Dataset entries:
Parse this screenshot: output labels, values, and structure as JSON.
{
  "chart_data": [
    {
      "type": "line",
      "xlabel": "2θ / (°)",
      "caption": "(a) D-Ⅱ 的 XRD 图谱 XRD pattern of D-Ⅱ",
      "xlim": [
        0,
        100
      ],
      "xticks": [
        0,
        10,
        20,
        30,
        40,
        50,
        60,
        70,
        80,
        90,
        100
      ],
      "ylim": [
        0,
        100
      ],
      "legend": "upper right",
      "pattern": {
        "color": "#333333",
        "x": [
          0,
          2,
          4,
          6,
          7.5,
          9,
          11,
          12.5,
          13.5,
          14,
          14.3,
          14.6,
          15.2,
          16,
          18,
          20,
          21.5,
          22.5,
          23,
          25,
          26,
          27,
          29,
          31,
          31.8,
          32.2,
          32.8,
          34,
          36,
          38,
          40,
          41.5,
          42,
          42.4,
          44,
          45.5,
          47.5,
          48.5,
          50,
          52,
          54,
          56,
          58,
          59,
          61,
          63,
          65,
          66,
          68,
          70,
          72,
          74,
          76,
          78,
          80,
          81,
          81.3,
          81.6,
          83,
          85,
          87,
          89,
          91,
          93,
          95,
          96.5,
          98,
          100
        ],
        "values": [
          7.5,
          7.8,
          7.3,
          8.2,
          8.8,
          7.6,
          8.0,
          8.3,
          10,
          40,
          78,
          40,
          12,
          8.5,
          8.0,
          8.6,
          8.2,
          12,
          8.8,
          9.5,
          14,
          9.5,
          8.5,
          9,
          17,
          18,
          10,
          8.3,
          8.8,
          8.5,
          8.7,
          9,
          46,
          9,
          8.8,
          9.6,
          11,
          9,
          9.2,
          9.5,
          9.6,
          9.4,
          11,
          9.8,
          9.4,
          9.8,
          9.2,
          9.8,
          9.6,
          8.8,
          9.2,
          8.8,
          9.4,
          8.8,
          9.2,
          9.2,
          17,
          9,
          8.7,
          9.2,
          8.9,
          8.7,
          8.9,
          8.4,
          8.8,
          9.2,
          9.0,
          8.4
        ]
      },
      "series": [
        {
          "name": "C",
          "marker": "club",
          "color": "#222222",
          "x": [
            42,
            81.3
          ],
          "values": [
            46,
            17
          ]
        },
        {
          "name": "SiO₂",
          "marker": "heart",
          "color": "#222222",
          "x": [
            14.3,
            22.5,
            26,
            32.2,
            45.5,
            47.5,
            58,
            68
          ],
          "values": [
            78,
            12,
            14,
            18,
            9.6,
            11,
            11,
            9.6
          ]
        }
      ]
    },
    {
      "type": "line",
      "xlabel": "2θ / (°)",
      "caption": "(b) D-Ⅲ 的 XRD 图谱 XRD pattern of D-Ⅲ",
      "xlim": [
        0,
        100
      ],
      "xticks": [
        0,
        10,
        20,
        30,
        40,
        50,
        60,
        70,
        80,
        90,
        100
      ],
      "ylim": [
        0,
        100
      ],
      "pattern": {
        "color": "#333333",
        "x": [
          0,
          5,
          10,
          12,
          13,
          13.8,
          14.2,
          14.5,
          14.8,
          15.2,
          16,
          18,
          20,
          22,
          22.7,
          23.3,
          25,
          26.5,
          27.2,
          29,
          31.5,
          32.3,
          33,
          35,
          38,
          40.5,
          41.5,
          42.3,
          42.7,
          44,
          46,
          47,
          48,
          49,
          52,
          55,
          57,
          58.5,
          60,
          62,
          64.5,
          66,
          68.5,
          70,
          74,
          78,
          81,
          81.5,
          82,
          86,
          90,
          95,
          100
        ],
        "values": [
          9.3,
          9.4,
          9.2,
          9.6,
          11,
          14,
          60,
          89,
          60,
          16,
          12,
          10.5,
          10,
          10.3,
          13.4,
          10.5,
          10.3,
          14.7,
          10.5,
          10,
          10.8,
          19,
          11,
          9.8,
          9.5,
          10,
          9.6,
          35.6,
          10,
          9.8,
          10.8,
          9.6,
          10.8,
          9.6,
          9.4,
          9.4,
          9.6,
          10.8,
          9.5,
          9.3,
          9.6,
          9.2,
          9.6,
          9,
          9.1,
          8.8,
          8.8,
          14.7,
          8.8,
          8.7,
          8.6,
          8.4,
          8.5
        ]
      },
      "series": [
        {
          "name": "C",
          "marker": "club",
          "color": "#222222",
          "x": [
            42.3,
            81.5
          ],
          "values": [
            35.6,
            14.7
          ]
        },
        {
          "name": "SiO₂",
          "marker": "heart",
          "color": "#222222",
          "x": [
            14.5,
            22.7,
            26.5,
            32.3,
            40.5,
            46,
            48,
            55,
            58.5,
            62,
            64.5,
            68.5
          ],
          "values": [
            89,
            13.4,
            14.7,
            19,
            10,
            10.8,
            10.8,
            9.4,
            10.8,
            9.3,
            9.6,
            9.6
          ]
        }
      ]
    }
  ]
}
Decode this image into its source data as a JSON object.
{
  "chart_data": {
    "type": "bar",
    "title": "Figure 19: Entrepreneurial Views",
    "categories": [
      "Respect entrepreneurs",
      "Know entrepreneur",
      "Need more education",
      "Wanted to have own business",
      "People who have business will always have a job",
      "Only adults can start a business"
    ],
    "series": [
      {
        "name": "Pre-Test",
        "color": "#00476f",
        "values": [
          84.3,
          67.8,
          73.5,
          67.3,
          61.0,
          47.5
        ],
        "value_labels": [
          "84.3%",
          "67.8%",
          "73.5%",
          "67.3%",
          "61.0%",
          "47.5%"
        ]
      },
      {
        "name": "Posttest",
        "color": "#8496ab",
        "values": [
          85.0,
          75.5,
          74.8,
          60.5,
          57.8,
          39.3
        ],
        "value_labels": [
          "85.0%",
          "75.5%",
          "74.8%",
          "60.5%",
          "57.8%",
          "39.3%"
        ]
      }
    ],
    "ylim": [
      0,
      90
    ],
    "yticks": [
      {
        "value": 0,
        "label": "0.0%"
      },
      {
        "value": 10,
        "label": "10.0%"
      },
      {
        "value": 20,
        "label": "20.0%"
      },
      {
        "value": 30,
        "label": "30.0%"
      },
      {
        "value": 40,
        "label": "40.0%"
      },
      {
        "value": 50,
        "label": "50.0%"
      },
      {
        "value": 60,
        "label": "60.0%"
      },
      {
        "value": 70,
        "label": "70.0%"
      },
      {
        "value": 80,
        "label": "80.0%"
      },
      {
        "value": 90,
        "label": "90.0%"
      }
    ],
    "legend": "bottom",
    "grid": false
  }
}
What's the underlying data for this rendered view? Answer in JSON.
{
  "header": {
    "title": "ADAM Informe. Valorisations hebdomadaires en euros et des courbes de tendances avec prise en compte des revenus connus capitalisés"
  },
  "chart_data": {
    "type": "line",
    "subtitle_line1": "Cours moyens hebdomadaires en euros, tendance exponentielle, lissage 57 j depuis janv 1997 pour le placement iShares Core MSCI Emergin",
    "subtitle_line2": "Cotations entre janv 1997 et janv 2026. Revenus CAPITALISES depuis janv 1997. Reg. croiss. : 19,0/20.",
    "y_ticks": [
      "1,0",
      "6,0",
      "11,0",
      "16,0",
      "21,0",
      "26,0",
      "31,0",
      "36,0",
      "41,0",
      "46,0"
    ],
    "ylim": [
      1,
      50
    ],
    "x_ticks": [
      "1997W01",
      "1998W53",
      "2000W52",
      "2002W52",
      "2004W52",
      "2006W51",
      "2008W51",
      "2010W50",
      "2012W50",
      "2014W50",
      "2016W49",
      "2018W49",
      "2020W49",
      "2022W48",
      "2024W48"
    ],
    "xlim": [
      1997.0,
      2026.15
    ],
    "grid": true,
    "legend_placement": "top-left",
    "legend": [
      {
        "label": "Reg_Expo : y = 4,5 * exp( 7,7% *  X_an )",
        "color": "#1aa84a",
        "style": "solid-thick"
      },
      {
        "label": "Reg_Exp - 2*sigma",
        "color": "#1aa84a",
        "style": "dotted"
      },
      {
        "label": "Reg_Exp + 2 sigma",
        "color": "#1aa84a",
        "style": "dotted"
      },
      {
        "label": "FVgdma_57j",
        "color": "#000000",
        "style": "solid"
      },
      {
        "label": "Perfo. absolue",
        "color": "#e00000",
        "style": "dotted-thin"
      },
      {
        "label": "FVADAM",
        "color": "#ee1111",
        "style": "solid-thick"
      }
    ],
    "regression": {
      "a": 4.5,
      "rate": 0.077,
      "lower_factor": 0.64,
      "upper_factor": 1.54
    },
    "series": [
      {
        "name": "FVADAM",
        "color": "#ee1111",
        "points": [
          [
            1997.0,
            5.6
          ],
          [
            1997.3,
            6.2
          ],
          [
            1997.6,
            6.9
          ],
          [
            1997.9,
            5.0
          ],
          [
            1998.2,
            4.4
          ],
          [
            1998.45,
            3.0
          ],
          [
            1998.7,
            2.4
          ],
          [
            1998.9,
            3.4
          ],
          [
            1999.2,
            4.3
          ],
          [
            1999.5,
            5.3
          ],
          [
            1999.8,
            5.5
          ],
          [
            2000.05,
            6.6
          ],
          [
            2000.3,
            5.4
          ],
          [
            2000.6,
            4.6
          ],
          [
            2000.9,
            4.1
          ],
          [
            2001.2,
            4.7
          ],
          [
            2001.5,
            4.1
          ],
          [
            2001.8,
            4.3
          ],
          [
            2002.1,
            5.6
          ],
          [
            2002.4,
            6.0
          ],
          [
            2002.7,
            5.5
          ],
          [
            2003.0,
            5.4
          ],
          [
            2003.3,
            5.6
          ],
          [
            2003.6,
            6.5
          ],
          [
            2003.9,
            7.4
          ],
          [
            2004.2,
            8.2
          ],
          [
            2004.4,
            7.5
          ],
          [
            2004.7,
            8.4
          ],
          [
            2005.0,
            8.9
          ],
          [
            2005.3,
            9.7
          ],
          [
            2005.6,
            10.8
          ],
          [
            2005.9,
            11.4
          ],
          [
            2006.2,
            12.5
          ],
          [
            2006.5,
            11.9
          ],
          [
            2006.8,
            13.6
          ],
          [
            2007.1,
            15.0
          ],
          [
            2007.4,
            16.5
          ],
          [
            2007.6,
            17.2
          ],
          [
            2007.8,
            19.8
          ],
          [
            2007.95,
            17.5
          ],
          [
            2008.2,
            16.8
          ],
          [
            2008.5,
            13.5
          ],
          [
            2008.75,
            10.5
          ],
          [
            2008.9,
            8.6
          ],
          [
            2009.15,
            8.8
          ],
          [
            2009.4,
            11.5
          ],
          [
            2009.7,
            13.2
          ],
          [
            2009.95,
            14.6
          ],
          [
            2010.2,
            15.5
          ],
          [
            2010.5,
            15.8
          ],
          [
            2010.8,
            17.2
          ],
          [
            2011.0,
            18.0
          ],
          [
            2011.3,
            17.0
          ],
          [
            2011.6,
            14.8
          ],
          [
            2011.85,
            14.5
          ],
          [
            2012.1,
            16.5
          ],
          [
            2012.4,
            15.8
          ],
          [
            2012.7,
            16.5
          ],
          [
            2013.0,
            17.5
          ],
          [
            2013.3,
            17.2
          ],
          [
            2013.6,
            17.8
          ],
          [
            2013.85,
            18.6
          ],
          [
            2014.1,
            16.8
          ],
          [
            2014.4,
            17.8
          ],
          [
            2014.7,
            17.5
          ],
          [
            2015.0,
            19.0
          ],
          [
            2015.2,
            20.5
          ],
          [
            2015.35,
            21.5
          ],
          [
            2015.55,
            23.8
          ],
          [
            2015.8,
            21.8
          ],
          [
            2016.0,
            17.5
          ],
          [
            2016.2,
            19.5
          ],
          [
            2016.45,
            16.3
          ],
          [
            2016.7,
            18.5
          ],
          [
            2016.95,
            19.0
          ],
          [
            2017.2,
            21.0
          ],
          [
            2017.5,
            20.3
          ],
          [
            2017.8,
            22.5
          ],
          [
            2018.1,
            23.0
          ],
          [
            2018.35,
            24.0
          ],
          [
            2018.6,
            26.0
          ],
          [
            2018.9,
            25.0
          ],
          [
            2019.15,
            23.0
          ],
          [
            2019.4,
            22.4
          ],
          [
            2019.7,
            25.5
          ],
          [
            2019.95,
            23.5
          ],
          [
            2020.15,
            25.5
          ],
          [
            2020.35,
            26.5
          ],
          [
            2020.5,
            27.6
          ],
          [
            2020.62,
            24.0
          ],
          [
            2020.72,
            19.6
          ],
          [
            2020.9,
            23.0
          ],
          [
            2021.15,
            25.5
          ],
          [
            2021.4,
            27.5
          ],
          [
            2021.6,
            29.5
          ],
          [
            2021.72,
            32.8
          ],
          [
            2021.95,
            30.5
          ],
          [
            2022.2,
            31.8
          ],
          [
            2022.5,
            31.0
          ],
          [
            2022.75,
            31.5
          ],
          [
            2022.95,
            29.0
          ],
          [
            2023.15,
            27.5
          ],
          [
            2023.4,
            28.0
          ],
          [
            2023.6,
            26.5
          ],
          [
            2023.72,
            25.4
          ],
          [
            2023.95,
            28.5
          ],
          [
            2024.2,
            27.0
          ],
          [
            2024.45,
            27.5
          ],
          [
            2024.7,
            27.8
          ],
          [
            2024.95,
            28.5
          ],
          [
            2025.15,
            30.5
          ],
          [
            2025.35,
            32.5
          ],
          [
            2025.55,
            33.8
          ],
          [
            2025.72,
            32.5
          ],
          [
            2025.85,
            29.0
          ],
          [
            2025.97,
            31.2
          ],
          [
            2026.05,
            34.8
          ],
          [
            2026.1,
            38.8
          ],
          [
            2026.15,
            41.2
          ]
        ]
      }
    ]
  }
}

=== SHORT TASK ===
Find the word "name" in the records and pull out each line that has it.

=== OUTPUT FOR THIS EXERCISE ===
          "name": "C",
          "name": "SiO₂",
          "name": "C",
          "name": "SiO₂",
        "name": "Pre-Test",
        "name": "Posttest",
        "name": "FVADAM",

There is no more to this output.